──────── ENTRIES PROVIDED
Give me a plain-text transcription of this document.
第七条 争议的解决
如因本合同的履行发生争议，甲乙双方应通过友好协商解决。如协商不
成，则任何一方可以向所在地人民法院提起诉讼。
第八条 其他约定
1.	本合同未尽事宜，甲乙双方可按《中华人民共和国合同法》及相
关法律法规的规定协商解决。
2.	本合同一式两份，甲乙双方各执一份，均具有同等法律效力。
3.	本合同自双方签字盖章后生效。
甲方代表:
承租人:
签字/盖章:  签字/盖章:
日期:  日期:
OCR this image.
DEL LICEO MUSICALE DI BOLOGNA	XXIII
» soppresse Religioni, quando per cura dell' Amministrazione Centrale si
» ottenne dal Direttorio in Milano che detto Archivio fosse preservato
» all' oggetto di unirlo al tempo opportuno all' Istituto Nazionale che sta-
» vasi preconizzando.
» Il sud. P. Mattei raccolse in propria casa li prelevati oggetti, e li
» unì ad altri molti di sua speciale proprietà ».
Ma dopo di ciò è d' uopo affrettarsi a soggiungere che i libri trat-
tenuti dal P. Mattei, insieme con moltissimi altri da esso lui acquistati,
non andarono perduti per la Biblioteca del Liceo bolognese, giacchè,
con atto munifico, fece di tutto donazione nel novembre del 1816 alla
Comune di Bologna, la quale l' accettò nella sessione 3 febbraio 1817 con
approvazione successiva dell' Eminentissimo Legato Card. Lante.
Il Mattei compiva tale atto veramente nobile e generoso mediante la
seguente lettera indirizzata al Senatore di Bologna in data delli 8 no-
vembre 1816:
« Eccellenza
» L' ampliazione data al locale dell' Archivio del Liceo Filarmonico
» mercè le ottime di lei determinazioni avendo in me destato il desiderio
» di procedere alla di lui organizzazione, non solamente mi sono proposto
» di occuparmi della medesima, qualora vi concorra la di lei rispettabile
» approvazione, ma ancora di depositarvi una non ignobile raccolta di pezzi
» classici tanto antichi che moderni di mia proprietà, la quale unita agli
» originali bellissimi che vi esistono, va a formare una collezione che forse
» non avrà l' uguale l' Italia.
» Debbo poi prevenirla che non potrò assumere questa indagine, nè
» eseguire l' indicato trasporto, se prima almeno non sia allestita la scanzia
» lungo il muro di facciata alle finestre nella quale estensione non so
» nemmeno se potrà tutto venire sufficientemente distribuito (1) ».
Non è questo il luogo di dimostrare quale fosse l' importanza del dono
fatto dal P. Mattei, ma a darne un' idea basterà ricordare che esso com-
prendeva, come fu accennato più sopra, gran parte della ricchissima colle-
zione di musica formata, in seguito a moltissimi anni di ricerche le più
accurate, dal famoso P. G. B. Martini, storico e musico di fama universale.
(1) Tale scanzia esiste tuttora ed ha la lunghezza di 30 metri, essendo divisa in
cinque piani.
────────────────
DIRECTION »
Copy out each line of the records where the string "altri" appears.

PROBLEM SOLUTION »
» unì ad altri molti di sua speciale proprietà ».
tenuti dal P. Mattei, insieme con moltissimi altri da esso lui acquistati,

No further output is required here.